## WHAT IS ASKED
Copy the rows below verbatim, from the line containing "image-stamp: 20141013 — [596, 596, 792, 792]" through the line containing "crosshair-vertical — [697, 401, 698, 441]", including both of those lines.

## ENTRIES

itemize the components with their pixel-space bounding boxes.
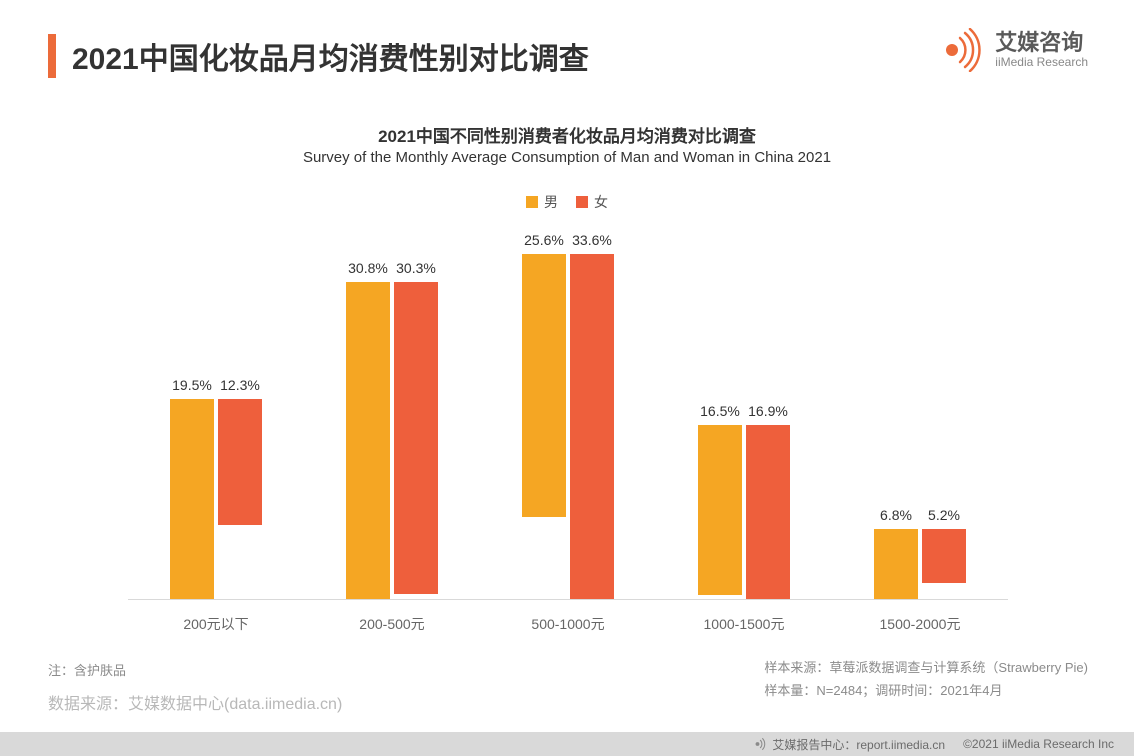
- legend-swatch: [526, 196, 538, 208]
- bar-value-label: 25.6%: [524, 232, 564, 248]
- x-tick-label: 1500-2000元: [832, 614, 1008, 634]
- legend-item: 女: [576, 192, 608, 212]
- page-title: 2021中国化妆品月均消费性别对比调查: [72, 34, 589, 78]
- bar-value-label: 16.5%: [700, 403, 740, 419]
- sample-size: 样本量：N=2484；调研时间：2021年4月: [764, 679, 1088, 702]
- brand-logo: 艾媒咨询 iiMedia Research: [941, 28, 1088, 72]
- chart-title-cn: 2021中国不同性别消费者化妆品月均消费对比调查: [0, 122, 1134, 147]
- sample-source: 样本来源：草莓派数据调查与计算系统（Strawberry Pie): [764, 656, 1088, 679]
- footer-report-center: 艾媒报告中心：report.iimedia.cn: [772, 736, 945, 753]
- footer-copyright: ©2021 iiMedia Research Inc: [963, 737, 1114, 751]
- brand-logo-text: 艾媒咨询 iiMedia Research: [995, 31, 1088, 68]
- legend-label: 男: [544, 192, 558, 212]
- chart-note: 注：含护肤品: [48, 660, 126, 679]
- header-accent-bar: [48, 34, 56, 78]
- bar-group: 6.8%5.2%: [832, 529, 1008, 599]
- x-tick-label: 1000-1500元: [656, 614, 832, 634]
- footer-bar: 艾媒报告中心：report.iimedia.cn ©2021 iiMedia R…: [0, 732, 1134, 756]
- bar: 33.6%: [570, 254, 614, 599]
- bar-group: 30.8%30.3%: [304, 282, 480, 599]
- bar: 30.3%: [394, 282, 438, 593]
- bar: 25.6%: [522, 254, 566, 517]
- brand-name-cn: 艾媒咨询: [995, 31, 1088, 55]
- chart-plot-area: 19.5%12.3%30.8%30.3%25.6%33.6%16.5%16.9%…: [128, 230, 1008, 600]
- bar-group: 19.5%12.3%: [128, 399, 304, 599]
- bar-value-label: 30.3%: [396, 260, 436, 276]
- bar: 30.8%: [346, 282, 390, 599]
- brand-logo-mark: [941, 28, 985, 72]
- brand-name-en: iiMedia Research: [995, 56, 1088, 69]
- chart-title: 2021中国不同性别消费者化妆品月均消费对比调查 Survey of the M…: [0, 122, 1134, 166]
- bar: 12.3%: [218, 399, 262, 525]
- header: 2021中国化妆品月均消费性别对比调查: [48, 34, 589, 78]
- sample-meta: 样本来源：草莓派数据调查与计算系统（Strawberry Pie) 样本量：N=…: [764, 656, 1088, 703]
- bar-group: 16.5%16.9%: [656, 425, 832, 599]
- bar-value-label: 19.5%: [172, 377, 212, 393]
- bar-value-label: 6.8%: [880, 507, 912, 523]
- bar-value-label: 12.3%: [220, 377, 260, 393]
- legend-item: 男: [526, 192, 558, 212]
- legend-swatch: [576, 196, 588, 208]
- x-tick-label: 500-1000元: [480, 614, 656, 634]
- x-tick-label: 200元以下: [128, 614, 304, 634]
- bar-value-label: 16.9%: [748, 403, 788, 419]
- legend-label: 女: [594, 192, 608, 212]
- bar: 19.5%: [170, 399, 214, 599]
- data-source: 数据来源：艾媒数据中心(data.iimedia.cn): [48, 690, 342, 714]
- bar-value-label: 33.6%: [572, 232, 612, 248]
- chart-legend: 男女: [0, 192, 1134, 212]
- bar: 5.2%: [922, 529, 966, 582]
- footer-logo: 艾媒报告中心：report.iimedia.cn: [754, 736, 945, 753]
- bar-value-label: 30.8%: [348, 260, 388, 276]
- bar-value-label: 5.2%: [928, 507, 960, 523]
- chart-title-en: Survey of the Monthly Average Consumptio…: [0, 149, 1134, 166]
- chart-x-axis: 200元以下200-500元500-1000元1000-1500元1500-20…: [128, 600, 1008, 640]
- bar: 6.8%: [874, 529, 918, 599]
- x-tick-label: 200-500元: [304, 614, 480, 634]
- bar-group: 25.6%33.6%: [480, 254, 656, 599]
- bar: 16.5%: [698, 425, 742, 595]
- bar: 16.9%: [746, 425, 790, 599]
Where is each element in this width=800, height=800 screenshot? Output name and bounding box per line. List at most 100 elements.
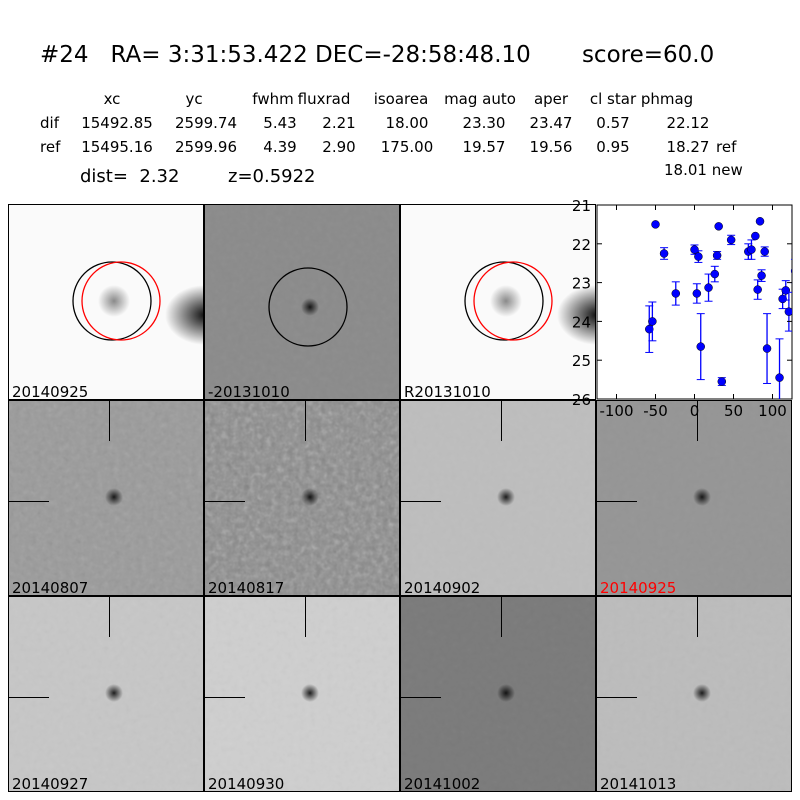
image-stamp: 20141013 — [596, 596, 792, 792]
x-tick-label: -100 — [599, 402, 633, 420]
image-stamp: 20141002 — [400, 596, 596, 792]
data-point — [760, 247, 769, 256]
column-header: mag auto — [444, 90, 516, 108]
table-cell: 0.57 — [596, 114, 630, 132]
data-point — [791, 245, 792, 250]
crosshair-vertical — [697, 401, 698, 441]
table-cell: 175.00 — [380, 138, 434, 156]
data-point — [753, 285, 762, 294]
new-phmag-note: new — [711, 161, 743, 179]
row-note: ref — [716, 138, 737, 156]
dist-value: dist= 2.32 — [80, 166, 180, 187]
lightcurve-plot: 21 22 23 24 25 26 -100 -50 0 50 100 — [572, 197, 793, 420]
column-header: fwhm — [252, 90, 294, 108]
crosshair-horizontal — [401, 501, 441, 502]
redshift-value: z=0.5922 — [228, 166, 316, 187]
stamp-date-label: 20141013 — [600, 775, 677, 792]
data-point — [671, 289, 681, 298]
data-point — [762, 344, 772, 353]
stamp-date-label: -20131010 — [208, 383, 290, 400]
column-header: phmag — [640, 90, 694, 108]
column-header: isoarea — [373, 90, 429, 108]
image-stamp: 20140925 — [596, 400, 792, 596]
data-point — [712, 251, 722, 260]
table-cell: 2599.96 — [174, 138, 238, 156]
data-point — [648, 317, 657, 326]
stamp-date-label: R20131010 — [404, 383, 491, 400]
crosshair-vertical — [501, 597, 502, 637]
table-cell: 2.90 — [322, 138, 356, 156]
data-point — [778, 294, 787, 304]
crosshair-horizontal — [205, 697, 245, 698]
column-header: aper — [533, 90, 569, 108]
black-aperture-circle — [72, 261, 152, 341]
data-point — [717, 377, 727, 386]
stamp-date-label: 20141002 — [404, 775, 481, 792]
y-tick-label: 22 — [572, 236, 591, 254]
crosshair-horizontal — [9, 697, 49, 698]
stamp-date-label: 20140902 — [404, 579, 481, 596]
data-point — [704, 283, 713, 292]
data-point — [757, 271, 766, 280]
data-point — [751, 231, 760, 241]
crosshair-vertical — [697, 597, 698, 637]
black-aperture-circle — [464, 261, 544, 341]
column-header: cl star — [589, 90, 637, 108]
crosshair-vertical — [501, 401, 502, 441]
table-cell: 18.27 — [666, 138, 710, 156]
image-stamp: 20140902 — [400, 400, 596, 596]
table-cell: 18.00 — [385, 114, 429, 132]
x-tick-label: -50 — [643, 402, 668, 420]
table-cell: 23.47 — [529, 114, 573, 132]
stamp-date-label: 20140927 — [12, 775, 89, 792]
data-point — [645, 324, 654, 334]
crosshair-horizontal — [401, 697, 441, 698]
data-point — [755, 217, 765, 226]
y-tick-label: 26 — [572, 391, 591, 409]
data-point — [659, 249, 669, 258]
table-cell: 2.21 — [322, 114, 356, 132]
crosshair-vertical — [305, 401, 306, 441]
black-aperture-circle — [268, 267, 348, 347]
red-aperture-circle — [81, 261, 161, 341]
crosshair-horizontal — [9, 501, 49, 502]
crosshair-vertical — [109, 401, 110, 441]
table-cell: 15495.16 — [81, 138, 153, 156]
x-tick-label: 50 — [724, 402, 743, 420]
y-tick-label: 21 — [572, 197, 591, 215]
data-point — [694, 252, 703, 261]
x-tick-label: 0 — [690, 402, 700, 420]
data-point — [790, 268, 792, 274]
data-point — [651, 220, 660, 229]
y-tick-label: 23 — [572, 275, 591, 293]
data-point — [784, 307, 792, 316]
crosshair-horizontal — [597, 697, 637, 698]
x-tick-label: 100 — [758, 402, 787, 420]
y-tick-label: 25 — [572, 352, 591, 370]
table-cell: 0.95 — [596, 138, 630, 156]
image-stamp: 20140807 — [8, 400, 204, 596]
data-point — [726, 235, 736, 245]
row-label: ref — [40, 138, 61, 156]
data-point — [690, 245, 699, 254]
row-label: dif — [40, 114, 59, 132]
crosshair-vertical — [305, 597, 306, 637]
table-cell: 5.43 — [263, 114, 297, 132]
data-point — [710, 269, 720, 279]
image-stamp: 20140927 — [8, 596, 204, 792]
stamp-date-label: 20140807 — [12, 579, 89, 596]
stamp-date-label: 20140930 — [208, 775, 285, 792]
image-stamp: -20131010 — [204, 204, 400, 400]
new-phmag: 18.01 new — [664, 161, 743, 179]
image-stamp: 20140925 — [8, 204, 204, 400]
table-cell: 19.56 — [529, 138, 573, 156]
crosshair-vertical — [109, 597, 110, 637]
table-cell: 19.57 — [462, 138, 506, 156]
red-aperture-circle — [473, 261, 553, 341]
data-point — [696, 342, 705, 351]
data-point — [692, 289, 702, 298]
y-tick-label: 24 — [572, 313, 591, 331]
stamp-date-label: 20140925 — [12, 383, 89, 400]
table-cell: 22.12 — [666, 114, 710, 132]
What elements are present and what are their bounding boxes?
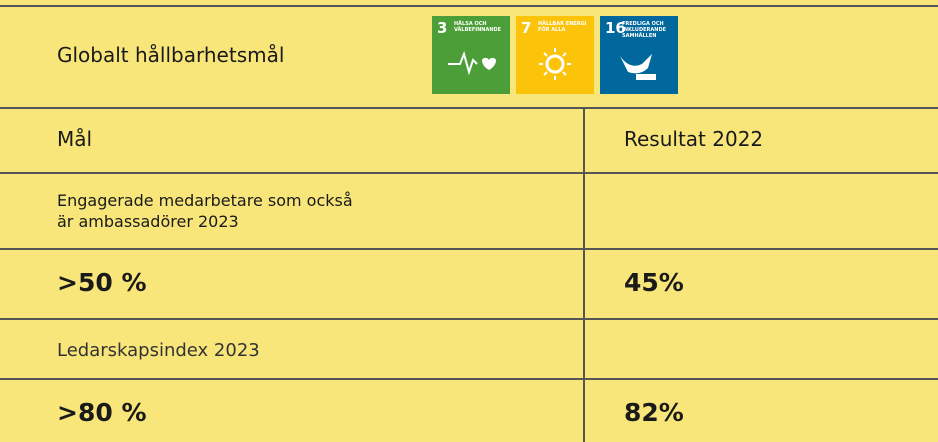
rule <box>0 318 938 320</box>
sdg-number: 3 <box>437 19 448 37</box>
sdg-icon: 7 HÅLLBAR ENERGI FÖR ALLA <box>516 16 594 94</box>
column-divider <box>583 107 585 442</box>
sdg-symbol <box>448 50 496 76</box>
goal-target: >50 % <box>57 268 147 297</box>
sdg-symbol <box>539 48 571 80</box>
rule <box>0 172 938 174</box>
column-header: Resultat 2022 <box>624 127 764 151</box>
sdg-symbol <box>620 54 656 80</box>
rule <box>0 378 938 380</box>
column-header: Mål <box>57 127 93 151</box>
goal-description: Engagerade medarbetare som också är amba… <box>57 190 353 232</box>
text-line: Engagerade medarbetare som också <box>57 191 353 210</box>
rule <box>0 248 938 250</box>
text-line: är ambassadörer 2023 <box>57 212 239 231</box>
text-line: Ledarskapsindex 2023 <box>57 340 260 361</box>
sdg-label: HÄLSA OCH VÄLBEFINNANDE <box>454 21 502 33</box>
sdg-icon: 16 FREDLIGA OCH INKLUDERANDE SAMHÄLLEN <box>600 16 678 94</box>
sdg-label: HÅLLBAR ENERGI FÖR ALLA <box>538 21 587 33</box>
header-title: Globalt hållbarhetsmål <box>57 43 285 67</box>
sdg-number: 7 <box>521 19 532 37</box>
goal-result: 82% <box>624 398 684 427</box>
goal-result: 45% <box>624 268 684 297</box>
sdg-label: FREDLIGA OCH INKLUDERANDE SAMHÄLLEN <box>622 21 667 39</box>
rule <box>0 5 938 7</box>
goal-target: >80 % <box>57 398 147 427</box>
sdg-icon: 3 HÄLSA OCH VÄLBEFINNANDE <box>432 16 510 94</box>
sdg-number: 16 <box>605 19 626 37</box>
goal-description: Ledarskapsindex 2023 <box>57 340 260 361</box>
rule <box>0 107 938 109</box>
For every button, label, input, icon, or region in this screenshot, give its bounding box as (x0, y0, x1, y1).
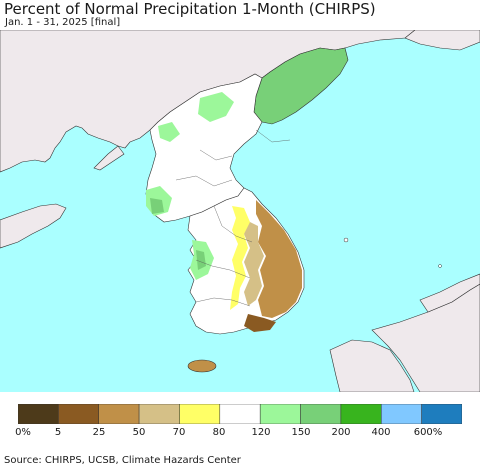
source-credit: Source: CHIRPS, UCSB, Climate Hazards Ce… (4, 455, 241, 466)
legend-swatch (300, 404, 342, 424)
legend-label: 200 (331, 427, 351, 438)
legend-label: 80 (212, 427, 226, 438)
legend-swatch (179, 404, 221, 424)
liaodong-peninsula (93, 145, 125, 171)
sk-tan-east (244, 220, 264, 306)
russia-landmass (404, 30, 480, 51)
japan-kyushu (329, 339, 415, 392)
legend-label: 0% (15, 427, 31, 438)
legend-swatch (138, 404, 180, 424)
nk-green-patch-2 (158, 122, 180, 142)
shandong-peninsula (0, 203, 67, 249)
legend-label: 50 (132, 427, 146, 438)
nk-green-patch-1 (198, 92, 234, 122)
sk-south-brown (244, 314, 276, 332)
legend-swatch (259, 404, 301, 424)
sk-green-west-2 (196, 250, 206, 270)
legend-swatch (18, 404, 59, 424)
legend-label: 25 (92, 427, 106, 438)
precipitation-map (0, 30, 480, 392)
legend-label: 5 (54, 427, 62, 438)
legend-label: 120 (251, 427, 271, 438)
legend-label: 400 (371, 427, 391, 438)
japan-honshu (371, 283, 480, 392)
ulleung-island (343, 237, 349, 243)
legend-swatch (381, 404, 422, 424)
jeju-island (187, 359, 217, 373)
legend-label: 150 (291, 427, 311, 438)
province-boundaries (175, 129, 291, 307)
map-subtitle: Jan. 1 - 31, 2025 [final] (5, 17, 121, 28)
legend-swatch (98, 404, 140, 424)
legend-swatch (58, 404, 99, 424)
dokdo-island (438, 264, 442, 268)
legend-swatch (219, 404, 261, 424)
map-title: Percent of Normal Precipitation 1-Month … (4, 0, 376, 18)
legend-label: 70 (172, 427, 186, 438)
nk-green-patch-4 (150, 198, 164, 214)
legend-colorbar (18, 404, 462, 424)
legend-swatch (340, 404, 382, 424)
japan-north-coast (419, 273, 480, 313)
legend-label: 600% (413, 427, 443, 438)
legend-labels: 0% 5 25 50 70 80 120 150 200 400 600% (0, 427, 480, 441)
sk-yellow-east (230, 206, 250, 310)
legend-swatch (421, 404, 462, 424)
sk-brown-east (256, 200, 302, 318)
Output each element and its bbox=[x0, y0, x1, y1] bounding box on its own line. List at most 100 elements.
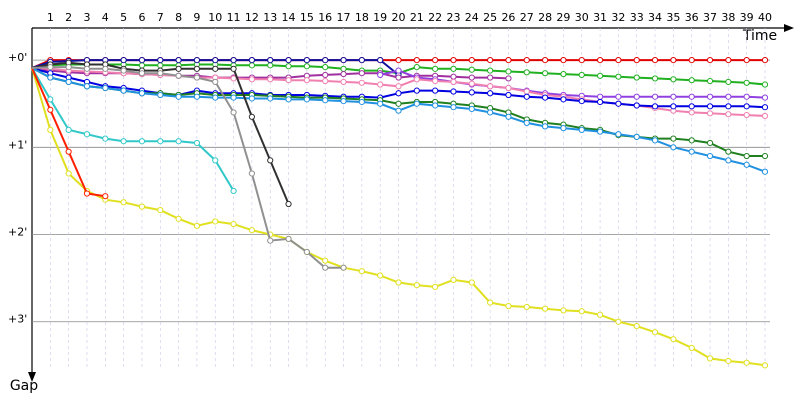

## SOLUTION TO THE PROBLEM
image-stamp: 20141013 — [596, 596, 792, 792]
x-tick-label: -100 — [599, 402, 633, 420]
image-stamp: 20141002 — [400, 596, 596, 792]
data-point — [760, 247, 769, 256]
column-header: mag auto — [444, 90, 516, 108]
table-cell: 0.57 — [596, 114, 630, 132]
data-point — [791, 245, 792, 250]
crosshair-vertical — [697, 401, 698, 441]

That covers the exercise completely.